What is needed. Reproduce all entries precisely as they are written.

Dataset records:
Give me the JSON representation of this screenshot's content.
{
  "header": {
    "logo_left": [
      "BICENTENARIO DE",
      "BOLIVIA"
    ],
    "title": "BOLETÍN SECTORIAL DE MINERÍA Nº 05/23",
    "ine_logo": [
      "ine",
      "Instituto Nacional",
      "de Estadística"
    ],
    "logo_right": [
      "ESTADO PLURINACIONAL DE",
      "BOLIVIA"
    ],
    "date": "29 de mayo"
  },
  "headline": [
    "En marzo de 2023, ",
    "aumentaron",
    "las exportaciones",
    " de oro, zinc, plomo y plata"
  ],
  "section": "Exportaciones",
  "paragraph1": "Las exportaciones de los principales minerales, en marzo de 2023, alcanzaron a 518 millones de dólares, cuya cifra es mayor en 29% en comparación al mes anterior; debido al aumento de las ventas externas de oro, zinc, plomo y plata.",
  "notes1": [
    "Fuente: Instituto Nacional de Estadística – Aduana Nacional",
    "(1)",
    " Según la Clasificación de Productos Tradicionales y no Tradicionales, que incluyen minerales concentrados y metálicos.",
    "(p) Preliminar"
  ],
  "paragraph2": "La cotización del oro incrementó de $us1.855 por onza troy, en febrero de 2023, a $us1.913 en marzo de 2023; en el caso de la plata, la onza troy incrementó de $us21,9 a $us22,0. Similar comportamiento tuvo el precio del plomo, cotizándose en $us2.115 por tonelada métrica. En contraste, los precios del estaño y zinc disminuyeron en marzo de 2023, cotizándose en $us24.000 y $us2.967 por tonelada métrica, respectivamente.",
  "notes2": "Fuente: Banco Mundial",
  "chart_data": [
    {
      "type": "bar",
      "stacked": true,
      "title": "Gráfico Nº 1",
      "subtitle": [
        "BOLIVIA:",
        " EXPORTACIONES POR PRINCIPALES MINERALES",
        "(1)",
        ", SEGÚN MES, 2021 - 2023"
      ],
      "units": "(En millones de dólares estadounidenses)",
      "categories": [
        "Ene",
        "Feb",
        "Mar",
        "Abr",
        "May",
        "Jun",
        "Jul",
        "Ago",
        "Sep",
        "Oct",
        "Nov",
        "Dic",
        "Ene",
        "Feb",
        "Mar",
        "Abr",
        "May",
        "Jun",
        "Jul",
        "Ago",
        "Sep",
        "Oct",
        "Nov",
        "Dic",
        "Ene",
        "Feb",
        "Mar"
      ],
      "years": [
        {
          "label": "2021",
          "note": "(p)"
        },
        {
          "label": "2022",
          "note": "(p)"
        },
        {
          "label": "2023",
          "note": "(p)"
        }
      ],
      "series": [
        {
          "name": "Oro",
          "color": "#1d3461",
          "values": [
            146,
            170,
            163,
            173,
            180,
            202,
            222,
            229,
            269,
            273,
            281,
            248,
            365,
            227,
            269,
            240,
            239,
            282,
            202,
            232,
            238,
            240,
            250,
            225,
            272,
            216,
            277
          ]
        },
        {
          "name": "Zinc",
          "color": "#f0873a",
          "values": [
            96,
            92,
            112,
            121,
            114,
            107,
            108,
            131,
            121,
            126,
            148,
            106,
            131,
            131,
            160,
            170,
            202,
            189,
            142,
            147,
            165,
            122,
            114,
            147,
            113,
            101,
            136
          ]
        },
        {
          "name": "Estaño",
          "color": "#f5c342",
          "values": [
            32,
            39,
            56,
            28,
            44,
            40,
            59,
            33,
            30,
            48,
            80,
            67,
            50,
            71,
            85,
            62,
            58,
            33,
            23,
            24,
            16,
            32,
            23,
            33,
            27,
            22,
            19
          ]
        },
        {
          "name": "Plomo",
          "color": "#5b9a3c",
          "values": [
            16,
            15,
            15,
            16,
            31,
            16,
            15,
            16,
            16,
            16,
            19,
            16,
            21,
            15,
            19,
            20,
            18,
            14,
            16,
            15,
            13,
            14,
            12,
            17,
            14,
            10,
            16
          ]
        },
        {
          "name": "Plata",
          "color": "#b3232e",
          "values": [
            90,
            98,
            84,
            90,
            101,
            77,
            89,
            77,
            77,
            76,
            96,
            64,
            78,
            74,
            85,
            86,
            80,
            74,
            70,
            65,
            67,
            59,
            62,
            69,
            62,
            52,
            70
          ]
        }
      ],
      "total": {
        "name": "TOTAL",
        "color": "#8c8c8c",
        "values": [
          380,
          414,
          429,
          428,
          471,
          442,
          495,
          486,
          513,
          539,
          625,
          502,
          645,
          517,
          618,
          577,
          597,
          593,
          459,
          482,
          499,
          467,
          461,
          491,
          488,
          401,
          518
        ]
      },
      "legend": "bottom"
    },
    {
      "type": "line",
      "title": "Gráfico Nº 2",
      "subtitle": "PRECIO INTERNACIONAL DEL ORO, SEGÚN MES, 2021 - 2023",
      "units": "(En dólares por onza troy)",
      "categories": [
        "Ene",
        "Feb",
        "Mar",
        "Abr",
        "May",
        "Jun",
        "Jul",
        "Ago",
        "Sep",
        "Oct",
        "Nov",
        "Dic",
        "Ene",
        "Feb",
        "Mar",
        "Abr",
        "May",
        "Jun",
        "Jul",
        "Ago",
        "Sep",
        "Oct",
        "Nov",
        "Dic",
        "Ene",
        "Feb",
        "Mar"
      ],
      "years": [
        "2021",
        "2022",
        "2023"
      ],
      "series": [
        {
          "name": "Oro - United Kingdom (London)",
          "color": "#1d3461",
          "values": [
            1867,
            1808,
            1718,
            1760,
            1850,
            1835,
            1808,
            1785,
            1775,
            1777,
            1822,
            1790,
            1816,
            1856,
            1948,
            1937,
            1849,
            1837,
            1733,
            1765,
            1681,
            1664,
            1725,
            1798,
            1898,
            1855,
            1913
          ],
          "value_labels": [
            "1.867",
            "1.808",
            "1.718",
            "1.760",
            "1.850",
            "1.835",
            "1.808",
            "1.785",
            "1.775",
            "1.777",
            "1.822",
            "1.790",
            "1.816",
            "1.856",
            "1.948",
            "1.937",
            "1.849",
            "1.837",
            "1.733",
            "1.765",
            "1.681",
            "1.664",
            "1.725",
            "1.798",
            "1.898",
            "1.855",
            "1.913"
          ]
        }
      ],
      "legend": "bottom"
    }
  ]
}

Full output.
Give me the JSON representation of this screenshot's content.
{
  "header": {
    "logo_left": [
      "BICENTENARIO DE",
      "BOLIVIA"
    ],
    "title": "BOLETÍN SECTORIAL DE MINERÍA Nº 05/23",
    "ine_logo": [
      "ine",
      "Instituto Nacional",
      "de Estadística"
    ],
    "logo_right": [
      "ESTADO PLURINACIONAL DE",
      "BOLIVIA"
    ],
    "date": "29 de mayo"
  },
  "headline": [
    "En marzo de 2023, ",
    "aumentaron",
    "las exportaciones",
    " de oro, zinc, plomo y plata"
  ],
  "section": "Exportaciones",
  "paragraph1": "Las exportaciones de los principales minerales, en marzo de 2023, alcanzaron a 518 millones de dólares, cuya cifra es mayor en 29% en comparación al mes anterior; debido al aumento de las ventas externas de oro, zinc, plomo y plata.",
  "notes1": [
    "Fuente: Instituto Nacional de Estadística – Aduana Nacional",
    "(1)",
    " Según la Clasificación de Productos Tradicionales y no Tradicionales, que incluyen minerales concentrados y metálicos.",
    "(p) Preliminar"
  ],
  "paragraph2": "La cotización del oro incrementó de $us1.855 por onza troy, en febrero de 2023, a $us1.913 en marzo de 2023; en el caso de la plata, la onza troy incrementó de $us21,9 a $us22,0. Similar comportamiento tuvo el precio del plomo, cotizándose en $us2.115 por tonelada métrica. En contraste, los precios del estaño y zinc disminuyeron en marzo de 2023, cotizándose en $us24.000 y $us2.967 por tonelada métrica, respectivamente.",
  "notes2": "Fuente: Banco Mundial",
  "chart_data": [
    {
      "type": "bar",
      "stacked": true,
      "title": "Gráfico Nº 1",
      "subtitle": [
        "BOLIVIA:",
        " EXPORTACIONES POR PRINCIPALES MINERALES",
        "(1)",
        ", SEGÚN MES, 2021 - 2023"
      ],
      "units": "(En millones de dólares estadounidenses)",
      "categories": [
        "Ene",
        "Feb",
        "Mar",
        "Abr",
        "May",
        "Jun",
        "Jul",
        "Ago",
        "Sep",
        "Oct",
        "Nov",
        "Dic",
        "Ene",
        "Feb",
        "Mar",
        "Abr",
        "May",
        "Jun",
        "Jul",
        "Ago",
        "Sep",
        "Oct",
        "Nov",
        "Dic",
        "Ene",
        "Feb",
        "Mar"
      ],
      "years": [
        {
          "label": "2021",
          "note": "(p)"
        },
        {
          "label": "2022",
          "note": "(p)"
        },
        {
          "label": "2023",
          "note": "(p)"
        }
      ],
      "series": [
        {
          "name": "Oro",
          "color": "#1d3461",
          "values": [
            146,
            170,
            163,
            173,
            180,
            202,
            222,
            229,
            269,
            273,
            281,
            248,
            365,
            227,
            269,
            240,
            239,
            282,
            202,
            232,
            238,
            240,
            250,
            225,
            272,
            216,
            277
          ]
        },
        {
          "name": "Zinc",
          "color": "#f0873a",
          "values": [
            96,
            92,
            112,
            121,
            114,
            107,
            108,
            131,
            121,
            126,
            148,
            106,
            131,
            131,
            160,
            170,
            202,
            189,
            142,
            147,
            165,
            122,
            114,
            147,
            113,
            101,
            136
          ]
        },
        {
          "name": "Estaño",
          "color": "#f5c342",
          "values": [
            32,
            39,
            56,
            28,
            44,
            40,
            59,
            33,
            30,
            48,
            80,
            67,
            50,
            71,
            85,
            62,
            58,
            33,
            23,
            24,
            16,
            32,
            23,
            33,
            27,
            22,
            19
          ]
        },
        {
          "name": "Plomo",
          "color": "#5b9a3c",
          "values": [
            16,
            15,
            15,
            16,
            31,
            16,
            15,
            16,
            16,
            16,
            19,
            16,
            21,
            15,
            19,
            20,
            18,
            14,
            16,
            15,
            13,
            14,
            12,
            17,
            14,
            10,
            16
          ]
        },
        {
          "name": "Plata",
          "color": "#b3232e",
          "values": [
            90,
            98,
            84,
            90,
            101,
            77,
            89,
            77,
            77,
            76,
            96,
            64,
            78,
            74,
            85,
            86,
            80,
            74,
            70,
            65,
            67,
            59,
            62,
            69,
            62,
            52,
            70
          ]
        }
      ],
      "total": {
        "name": "TOTAL",
        "color": "#8c8c8c",
        "values": [
          380,
          414,
          429,
          428,
          471,
          442,
          495,
          486,
          513,
          539,
          625,
          502,
          645,
          517,
          618,
          577,
          597,
          593,
          459,
          482,
          499,
          467,
          461,
          491,
          488,
          401,
          518
        ]
      },
      "legend": "bottom"
    },
    {
      "type": "line",
      "title": "Gráfico Nº 2",
      "subtitle": "PRECIO INTERNACIONAL DEL ORO, SEGÚN MES, 2021 - 2023",
      "units": "(En dólares por onza troy)",
      "categories": [
        "Ene",
        "Feb",
        "Mar",
        "Abr",
        "May",
        "Jun",
        "Jul",
        "Ago",
        "Sep",
        "Oct",
        "Nov",
        "Dic",
        "Ene",
        "Feb",
        "Mar",
        "Abr",
        "May",
        "Jun",
        "Jul",
        "Ago",
        "Sep",
        "Oct",
        "Nov",
        "Dic",
        "Ene",
        "Feb",
        "Mar"
      ],
      "years": [
        "2021",
        "2022",
        "2023"
      ],
      "series": [
        {
          "name": "Oro - United Kingdom (London)",
          "color": "#1d3461",
          "values": [
            1867,
            1808,
            1718,
            1760,
            1850,
            1835,
            1808,
            1785,
            1775,
            1777,
            1822,
            1790,
            1816,
            1856,
            1948,
            1937,
            1849,
            1837,
            1733,
            1765,
            1681,
            1664,
            1725,
            1798,
            1898,
            1855,
            1913
          ],
          "value_labels": [
            "1.867",
            "1.808",
            "1.718",
            "1.760",
            "1.850",
            "1.835",
            "1.808",
            "1.785",
            "1.775",
            "1.777",
            "1.822",
            "1.790",
            "1.816",
            "1.856",
            "1.948",
            "1.937",
            "1.849",
            "1.837",
            "1.733",
            "1.765",
            "1.681",
            "1.664",
            "1.725",
            "1.798",
            "1.898",
            "1.855",
            "1.913"
          ]
        }
      ],
      "legend": "bottom"
    }
  ]
}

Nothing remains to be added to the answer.